Exercise objective =>
Check every line below for the word "Amortization" and show those that hold it.

┌────────

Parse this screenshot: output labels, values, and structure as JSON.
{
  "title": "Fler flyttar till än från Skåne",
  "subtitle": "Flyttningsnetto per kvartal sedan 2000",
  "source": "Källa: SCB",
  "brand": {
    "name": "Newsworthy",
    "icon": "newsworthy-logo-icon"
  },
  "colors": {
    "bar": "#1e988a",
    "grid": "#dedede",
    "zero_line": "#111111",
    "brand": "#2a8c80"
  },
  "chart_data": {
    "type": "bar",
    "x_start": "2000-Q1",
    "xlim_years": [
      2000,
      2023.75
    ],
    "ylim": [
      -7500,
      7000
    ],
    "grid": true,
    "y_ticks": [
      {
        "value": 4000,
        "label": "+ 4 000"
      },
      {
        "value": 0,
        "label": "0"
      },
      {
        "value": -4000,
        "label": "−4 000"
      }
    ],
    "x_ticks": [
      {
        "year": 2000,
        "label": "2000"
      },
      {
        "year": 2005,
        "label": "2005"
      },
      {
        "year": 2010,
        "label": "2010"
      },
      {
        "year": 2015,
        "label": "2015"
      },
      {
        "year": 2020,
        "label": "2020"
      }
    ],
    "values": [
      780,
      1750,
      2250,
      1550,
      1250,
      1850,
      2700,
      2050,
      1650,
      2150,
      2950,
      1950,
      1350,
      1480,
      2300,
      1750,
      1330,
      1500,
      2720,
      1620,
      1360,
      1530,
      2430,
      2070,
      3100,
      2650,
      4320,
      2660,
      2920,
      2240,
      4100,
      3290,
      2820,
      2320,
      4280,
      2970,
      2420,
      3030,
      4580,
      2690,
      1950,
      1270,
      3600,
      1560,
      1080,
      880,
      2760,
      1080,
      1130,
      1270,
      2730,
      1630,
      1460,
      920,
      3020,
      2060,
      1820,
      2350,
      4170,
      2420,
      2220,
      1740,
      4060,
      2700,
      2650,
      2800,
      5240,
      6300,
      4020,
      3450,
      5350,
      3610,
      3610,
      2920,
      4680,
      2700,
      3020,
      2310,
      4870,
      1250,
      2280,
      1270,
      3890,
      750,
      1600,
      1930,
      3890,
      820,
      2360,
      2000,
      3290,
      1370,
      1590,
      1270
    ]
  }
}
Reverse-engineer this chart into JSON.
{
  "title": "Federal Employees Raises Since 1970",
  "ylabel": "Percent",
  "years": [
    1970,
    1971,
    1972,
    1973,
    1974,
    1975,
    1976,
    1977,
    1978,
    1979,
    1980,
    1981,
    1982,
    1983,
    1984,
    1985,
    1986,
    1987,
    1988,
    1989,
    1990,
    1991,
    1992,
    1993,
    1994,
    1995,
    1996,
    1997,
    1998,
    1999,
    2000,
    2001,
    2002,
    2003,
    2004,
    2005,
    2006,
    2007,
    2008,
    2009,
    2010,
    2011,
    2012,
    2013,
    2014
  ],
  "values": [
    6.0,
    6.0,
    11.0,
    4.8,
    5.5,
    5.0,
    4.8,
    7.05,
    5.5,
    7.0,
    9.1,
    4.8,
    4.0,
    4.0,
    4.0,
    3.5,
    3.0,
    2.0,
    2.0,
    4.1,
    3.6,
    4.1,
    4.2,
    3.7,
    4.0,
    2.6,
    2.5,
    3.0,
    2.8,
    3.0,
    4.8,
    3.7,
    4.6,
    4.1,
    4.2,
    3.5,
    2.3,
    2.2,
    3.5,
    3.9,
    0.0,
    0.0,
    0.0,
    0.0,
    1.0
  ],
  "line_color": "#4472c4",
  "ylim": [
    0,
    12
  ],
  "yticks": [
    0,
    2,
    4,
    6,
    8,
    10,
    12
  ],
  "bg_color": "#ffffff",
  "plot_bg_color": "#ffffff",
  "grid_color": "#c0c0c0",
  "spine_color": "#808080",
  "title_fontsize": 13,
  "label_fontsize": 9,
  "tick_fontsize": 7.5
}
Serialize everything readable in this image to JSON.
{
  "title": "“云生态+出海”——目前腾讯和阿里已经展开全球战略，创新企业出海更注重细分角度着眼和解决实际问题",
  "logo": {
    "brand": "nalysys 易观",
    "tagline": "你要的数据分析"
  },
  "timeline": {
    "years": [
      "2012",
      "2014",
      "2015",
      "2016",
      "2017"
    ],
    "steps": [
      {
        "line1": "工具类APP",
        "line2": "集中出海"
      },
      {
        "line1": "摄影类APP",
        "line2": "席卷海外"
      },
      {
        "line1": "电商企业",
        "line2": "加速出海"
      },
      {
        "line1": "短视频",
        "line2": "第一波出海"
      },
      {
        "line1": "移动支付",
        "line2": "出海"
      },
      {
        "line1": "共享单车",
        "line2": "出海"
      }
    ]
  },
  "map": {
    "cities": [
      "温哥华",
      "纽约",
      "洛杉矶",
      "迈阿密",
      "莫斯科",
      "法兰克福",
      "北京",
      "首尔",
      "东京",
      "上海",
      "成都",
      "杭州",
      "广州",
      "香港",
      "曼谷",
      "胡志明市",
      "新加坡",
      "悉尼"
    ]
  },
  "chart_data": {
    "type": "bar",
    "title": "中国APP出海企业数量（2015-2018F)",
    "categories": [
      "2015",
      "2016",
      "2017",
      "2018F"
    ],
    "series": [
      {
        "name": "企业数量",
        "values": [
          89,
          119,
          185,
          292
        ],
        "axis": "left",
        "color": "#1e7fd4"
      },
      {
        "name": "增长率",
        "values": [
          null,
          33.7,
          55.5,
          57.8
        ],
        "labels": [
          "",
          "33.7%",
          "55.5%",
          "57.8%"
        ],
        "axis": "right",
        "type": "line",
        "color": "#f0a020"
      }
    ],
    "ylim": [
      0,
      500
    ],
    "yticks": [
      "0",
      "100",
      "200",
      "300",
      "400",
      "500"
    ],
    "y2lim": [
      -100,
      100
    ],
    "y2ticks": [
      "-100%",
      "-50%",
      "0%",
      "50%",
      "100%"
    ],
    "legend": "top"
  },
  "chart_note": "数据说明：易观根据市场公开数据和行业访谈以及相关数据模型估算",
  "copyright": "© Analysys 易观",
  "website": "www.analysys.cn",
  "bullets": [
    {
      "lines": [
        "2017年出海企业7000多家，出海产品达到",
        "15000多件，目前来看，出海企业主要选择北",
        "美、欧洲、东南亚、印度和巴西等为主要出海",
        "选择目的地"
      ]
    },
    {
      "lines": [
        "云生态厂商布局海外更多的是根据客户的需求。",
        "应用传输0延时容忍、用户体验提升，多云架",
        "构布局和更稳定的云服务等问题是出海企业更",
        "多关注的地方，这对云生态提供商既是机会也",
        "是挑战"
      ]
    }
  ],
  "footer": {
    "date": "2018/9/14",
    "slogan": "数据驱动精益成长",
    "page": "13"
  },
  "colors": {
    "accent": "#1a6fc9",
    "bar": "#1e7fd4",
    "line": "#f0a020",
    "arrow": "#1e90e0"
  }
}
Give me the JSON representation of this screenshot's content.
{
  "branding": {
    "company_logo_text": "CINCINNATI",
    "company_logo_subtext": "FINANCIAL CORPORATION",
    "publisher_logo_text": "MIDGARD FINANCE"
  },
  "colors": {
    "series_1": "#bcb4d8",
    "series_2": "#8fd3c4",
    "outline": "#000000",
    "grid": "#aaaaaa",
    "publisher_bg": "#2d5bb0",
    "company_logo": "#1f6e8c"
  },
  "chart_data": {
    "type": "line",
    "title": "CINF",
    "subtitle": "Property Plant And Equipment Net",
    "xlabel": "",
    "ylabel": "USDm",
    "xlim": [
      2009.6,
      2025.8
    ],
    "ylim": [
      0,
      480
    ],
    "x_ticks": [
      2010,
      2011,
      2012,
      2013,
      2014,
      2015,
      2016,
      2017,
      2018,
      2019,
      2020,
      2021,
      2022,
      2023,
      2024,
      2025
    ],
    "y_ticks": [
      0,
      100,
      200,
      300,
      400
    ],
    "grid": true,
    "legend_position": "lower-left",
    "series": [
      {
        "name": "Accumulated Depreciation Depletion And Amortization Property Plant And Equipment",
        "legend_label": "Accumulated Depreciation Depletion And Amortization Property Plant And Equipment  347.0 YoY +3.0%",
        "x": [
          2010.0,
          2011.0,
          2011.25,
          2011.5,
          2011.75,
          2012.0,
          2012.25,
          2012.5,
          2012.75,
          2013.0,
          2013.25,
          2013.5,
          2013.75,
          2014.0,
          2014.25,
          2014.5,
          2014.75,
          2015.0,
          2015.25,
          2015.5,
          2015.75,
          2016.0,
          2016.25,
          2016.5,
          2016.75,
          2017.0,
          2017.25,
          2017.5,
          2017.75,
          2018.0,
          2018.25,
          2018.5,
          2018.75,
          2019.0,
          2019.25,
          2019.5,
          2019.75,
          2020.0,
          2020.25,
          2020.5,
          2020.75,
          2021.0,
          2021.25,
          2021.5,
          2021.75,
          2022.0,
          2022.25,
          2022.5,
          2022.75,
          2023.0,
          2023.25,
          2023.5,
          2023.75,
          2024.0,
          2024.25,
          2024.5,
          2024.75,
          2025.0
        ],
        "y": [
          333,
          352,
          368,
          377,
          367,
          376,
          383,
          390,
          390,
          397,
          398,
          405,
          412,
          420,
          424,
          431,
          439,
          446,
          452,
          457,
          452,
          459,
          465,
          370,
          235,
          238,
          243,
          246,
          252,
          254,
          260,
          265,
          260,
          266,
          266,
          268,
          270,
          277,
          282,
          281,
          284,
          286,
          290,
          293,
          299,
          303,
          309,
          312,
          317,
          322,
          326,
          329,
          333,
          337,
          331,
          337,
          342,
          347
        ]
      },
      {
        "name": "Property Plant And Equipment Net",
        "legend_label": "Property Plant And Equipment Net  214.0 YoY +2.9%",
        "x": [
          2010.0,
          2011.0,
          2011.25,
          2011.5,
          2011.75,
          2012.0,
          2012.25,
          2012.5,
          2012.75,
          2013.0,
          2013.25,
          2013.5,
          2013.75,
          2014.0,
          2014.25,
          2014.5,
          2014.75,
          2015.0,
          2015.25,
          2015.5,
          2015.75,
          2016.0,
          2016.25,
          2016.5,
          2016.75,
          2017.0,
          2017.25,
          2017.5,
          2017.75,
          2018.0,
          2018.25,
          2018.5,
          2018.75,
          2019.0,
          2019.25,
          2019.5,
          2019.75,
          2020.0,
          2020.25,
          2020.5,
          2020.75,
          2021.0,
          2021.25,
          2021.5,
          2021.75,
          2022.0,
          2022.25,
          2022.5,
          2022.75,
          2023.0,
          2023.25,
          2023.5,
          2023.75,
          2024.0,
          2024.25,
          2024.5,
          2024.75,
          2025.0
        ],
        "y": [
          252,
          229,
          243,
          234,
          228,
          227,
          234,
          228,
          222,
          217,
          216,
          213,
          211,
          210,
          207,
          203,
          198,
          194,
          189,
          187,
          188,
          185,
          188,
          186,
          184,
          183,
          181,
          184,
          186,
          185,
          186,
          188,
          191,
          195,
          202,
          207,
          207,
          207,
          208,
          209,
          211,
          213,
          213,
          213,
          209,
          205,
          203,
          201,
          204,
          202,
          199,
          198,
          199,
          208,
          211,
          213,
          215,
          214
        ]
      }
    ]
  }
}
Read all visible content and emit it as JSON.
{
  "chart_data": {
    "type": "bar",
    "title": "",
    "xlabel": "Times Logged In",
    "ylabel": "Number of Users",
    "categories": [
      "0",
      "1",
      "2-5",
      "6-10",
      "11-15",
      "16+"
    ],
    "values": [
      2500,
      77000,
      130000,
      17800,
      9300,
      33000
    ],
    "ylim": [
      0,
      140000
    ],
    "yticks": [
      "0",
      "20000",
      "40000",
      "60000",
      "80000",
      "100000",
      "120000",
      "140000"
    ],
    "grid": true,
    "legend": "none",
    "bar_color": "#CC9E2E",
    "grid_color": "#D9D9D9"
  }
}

└────────

Answer to this problem =>
        "name": "Accumulated Depreciation Depletion And Amortization Property Plant And Equipment",
        "legend_label": "Accumulated Depreciation Depletion And Amortization Property Plant And Equipment  347.0 YoY +3.0%",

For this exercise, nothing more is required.